▶ _TRAVAIL À FAIRE_:
a) Dans le texte sur la rencontre de l'e-bb avec les candidats boulonnais, relevez tous les projets où Sylvain Canet a vu aboutir sa démarche de construction collaborative.
b) Poursuivez le texte sur la rencontre de l'e-bb avec les candidats boulonnais à la suite de sa dernière phrase.

▶ _EXTRAIT DU DOCUMENT_:
/---

Le 27 février, l’e-bb a organisé une rencontre avec les candidats boulonnais aux élections régionales. Presque tous ont répondu à l’appel, et nous ont consacré trois heures de discussion passionnante. Ce fut l’ occasion de découvrir ces hommes et ces femmes qui ne font pas de la politique un métier, qui ont une génération et des références en partage, et qui n’hésitent pas à évoquer leurs points de concorde comme leurs divergences. Première étape de la rencontre : chaque rédacteur de l’e-bb présent propose le portrait de l’un des invités…

Sylvain Canet

Tout de noir vêtu, comme à son habitude, Sylvain Canet évoque les origines de son engagement. Elles remontent loin, dans le milieu familial de son enfance. Ses parents, « plus proches de Mendès-France que de De Gaulle », se sont impliqués à leur échelle dans les combats des années 1960 : contre la guerre d’Algérie, contre le coup d’Etat de Pinochet au Chili en 1973, ils accueillirent aussi des réfugiés politiques… Avec un sourire, Sylvain Canet explique qu’à l’époque, il était plus intéressé par les petites voitures que par les discussions enflammées autour de la table. Mais irrésistiblement, cette culture familiale a fait son chemin, et dès le collège, mine de rien, il plante son premier piquet de grève.

Longtemps, l’action et l’engagement tels qu’il les conçoit ont été dissociés du champ politique. Faute de trouver « chaussure à son pied » parmi les représentants du pouvoir, il inscrit ses propres activités dans la sphère associative. Comme Alain Mathioudakis également présent autour de la table, il évoque les guerres des Balkans comme l’une des grandes causes pour lesquelles il se soit battu : en France, il s’est impliqué dans l’accueil des réfugiés et, missionné au Kosovo juste après la guerre, il y a piloté la reconstruction d’écoles et d’un lycée français.

« Je suis quelqu’un qui a envie d’agir », résume-t-il. Cette soif d’action se traduit par de nombreuses initiatives visant à encourager le dialogue et la créativité dans l’engagement, ce qu’il appelle la construction collaborative. Il a en effet remarqué la difficulté que ressentent certains à exprimer leurs idées et, d’une manière générale, la difficulté qu’il y a à articuler des idées et des modes d’actions suggérés par des personnalités issues de mondes différents, comme autant de « bulles ». Lui cherche toujours à accorder les bulles. Il est heureux d’avoir vu aboutir cette démarche de construction collaborative sur différents projets qu’il a menés : le conseil scientifique de l’UNESCO, la Cité des Savoirs du XXIème siècle pour l’île Seguin, ou encore le programme de la campagne municipale de 2008.

\---

▶ _DONNÉES EXTRAITES_:
/---

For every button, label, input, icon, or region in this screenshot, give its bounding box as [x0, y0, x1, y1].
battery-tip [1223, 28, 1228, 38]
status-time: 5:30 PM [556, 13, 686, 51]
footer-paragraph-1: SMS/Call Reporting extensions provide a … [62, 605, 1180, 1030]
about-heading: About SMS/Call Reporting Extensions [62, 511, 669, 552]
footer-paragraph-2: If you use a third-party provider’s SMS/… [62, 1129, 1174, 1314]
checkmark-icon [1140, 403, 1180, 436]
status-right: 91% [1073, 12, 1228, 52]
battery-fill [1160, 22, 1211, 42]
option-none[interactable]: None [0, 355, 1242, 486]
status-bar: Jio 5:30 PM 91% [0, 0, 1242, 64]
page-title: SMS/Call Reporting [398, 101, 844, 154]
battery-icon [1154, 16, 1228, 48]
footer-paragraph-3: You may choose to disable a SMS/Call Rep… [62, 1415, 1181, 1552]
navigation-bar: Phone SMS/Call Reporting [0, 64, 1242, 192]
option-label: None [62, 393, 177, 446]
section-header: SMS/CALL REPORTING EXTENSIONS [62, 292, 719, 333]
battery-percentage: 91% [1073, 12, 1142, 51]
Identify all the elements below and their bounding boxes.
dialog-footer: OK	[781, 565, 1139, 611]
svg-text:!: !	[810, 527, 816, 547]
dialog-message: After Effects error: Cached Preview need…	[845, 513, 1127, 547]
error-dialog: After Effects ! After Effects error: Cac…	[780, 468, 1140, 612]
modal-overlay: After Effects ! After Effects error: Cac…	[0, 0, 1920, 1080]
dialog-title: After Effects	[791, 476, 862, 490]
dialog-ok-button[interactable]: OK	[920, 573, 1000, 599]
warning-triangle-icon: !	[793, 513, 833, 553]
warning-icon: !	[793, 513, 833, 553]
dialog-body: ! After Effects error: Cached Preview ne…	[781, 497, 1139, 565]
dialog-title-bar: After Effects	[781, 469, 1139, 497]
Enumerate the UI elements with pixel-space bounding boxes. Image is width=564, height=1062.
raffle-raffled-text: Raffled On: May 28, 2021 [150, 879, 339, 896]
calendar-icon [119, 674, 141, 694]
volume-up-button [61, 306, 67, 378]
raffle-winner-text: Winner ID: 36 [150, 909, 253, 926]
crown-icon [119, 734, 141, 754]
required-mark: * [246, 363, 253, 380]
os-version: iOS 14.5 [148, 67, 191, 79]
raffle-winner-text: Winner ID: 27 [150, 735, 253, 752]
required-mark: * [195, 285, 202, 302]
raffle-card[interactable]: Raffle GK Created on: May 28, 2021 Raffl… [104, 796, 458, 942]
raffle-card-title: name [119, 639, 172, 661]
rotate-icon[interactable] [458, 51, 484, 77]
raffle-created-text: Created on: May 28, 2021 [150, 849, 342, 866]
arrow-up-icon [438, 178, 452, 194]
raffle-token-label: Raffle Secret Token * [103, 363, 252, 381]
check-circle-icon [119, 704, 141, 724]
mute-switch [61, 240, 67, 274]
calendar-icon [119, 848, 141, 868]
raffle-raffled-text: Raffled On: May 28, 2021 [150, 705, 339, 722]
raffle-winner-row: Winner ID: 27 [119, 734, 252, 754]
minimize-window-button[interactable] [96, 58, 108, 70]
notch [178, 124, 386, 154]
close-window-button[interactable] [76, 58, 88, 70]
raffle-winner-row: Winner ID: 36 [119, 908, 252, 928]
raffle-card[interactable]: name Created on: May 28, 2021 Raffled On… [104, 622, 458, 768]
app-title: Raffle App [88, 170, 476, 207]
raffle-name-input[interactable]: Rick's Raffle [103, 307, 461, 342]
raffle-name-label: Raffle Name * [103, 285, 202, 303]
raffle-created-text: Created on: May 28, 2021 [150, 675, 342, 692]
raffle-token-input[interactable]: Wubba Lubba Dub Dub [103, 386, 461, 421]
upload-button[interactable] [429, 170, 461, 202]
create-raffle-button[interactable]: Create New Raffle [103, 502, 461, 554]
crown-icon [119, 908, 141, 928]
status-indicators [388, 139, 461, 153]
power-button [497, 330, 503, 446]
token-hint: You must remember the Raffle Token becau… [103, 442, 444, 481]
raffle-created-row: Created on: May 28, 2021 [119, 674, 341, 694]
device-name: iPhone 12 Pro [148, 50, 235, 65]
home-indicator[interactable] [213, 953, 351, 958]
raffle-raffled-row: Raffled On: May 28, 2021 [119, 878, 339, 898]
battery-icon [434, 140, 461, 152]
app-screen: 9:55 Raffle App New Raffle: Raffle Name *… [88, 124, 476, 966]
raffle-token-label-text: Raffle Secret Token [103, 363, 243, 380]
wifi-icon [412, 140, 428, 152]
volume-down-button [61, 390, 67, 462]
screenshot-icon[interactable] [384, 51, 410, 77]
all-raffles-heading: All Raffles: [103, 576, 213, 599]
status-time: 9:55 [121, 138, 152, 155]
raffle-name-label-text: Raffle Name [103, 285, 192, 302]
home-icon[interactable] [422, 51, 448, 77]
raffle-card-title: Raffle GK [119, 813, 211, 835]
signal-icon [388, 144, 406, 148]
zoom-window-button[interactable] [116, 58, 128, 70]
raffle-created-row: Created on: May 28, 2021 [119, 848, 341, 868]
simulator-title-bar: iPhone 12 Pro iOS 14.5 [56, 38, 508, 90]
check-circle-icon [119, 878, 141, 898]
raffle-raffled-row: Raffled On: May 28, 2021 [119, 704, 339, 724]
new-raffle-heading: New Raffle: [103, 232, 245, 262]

\---

▶ _RÉPONSES PAR TÂCHE_:
a)
- le conseil scientifique de l'UNESCO
- la Cité des Savoirs du XXIème siècle pour l'île Seguin
- le programme de la campagne municipale de 2008

b)
Les campagnes électorales, on y vient. Ce qu’il appelle son « déclic politicien » s’est déclenché en 2007, lors de la présidentielle. Il a alors vu dans François Bayrou « un homme qui prenait un risque énorme », parce que, à contre-courant des tendances, il faisait le choix de promouvoir un parti indépendant, préliminaire au rassemblement. « Je n’aurais pas pu adhérer à l’UDF, explique-t-il, parce que l’UDF faisait partie d’un clan ». Mais il trouve dans le MoDem son idéal politique.

Ce passage au politique n’est pas allé sans heurt et désillusion : tout comme Judith Shan, il évoque à sa façon les préjugés et les changements de comportement qui ont accompagné son engagement politique. Revenant sur son projet de Cité des Savoirs à Boulogne Billancourt, il explique ainsi comment, du jour au lendemain, des personnes avec qui il avait l’habitude de travailler ont pris leurs distances, rendues méfiantes par « son étiquette politique ».

On touche ici à l’un des grands thèmes de notre rencontre, la représentation et le statut de l’homme politique dans la cité. Nous aurons l’occasion d’en reparler.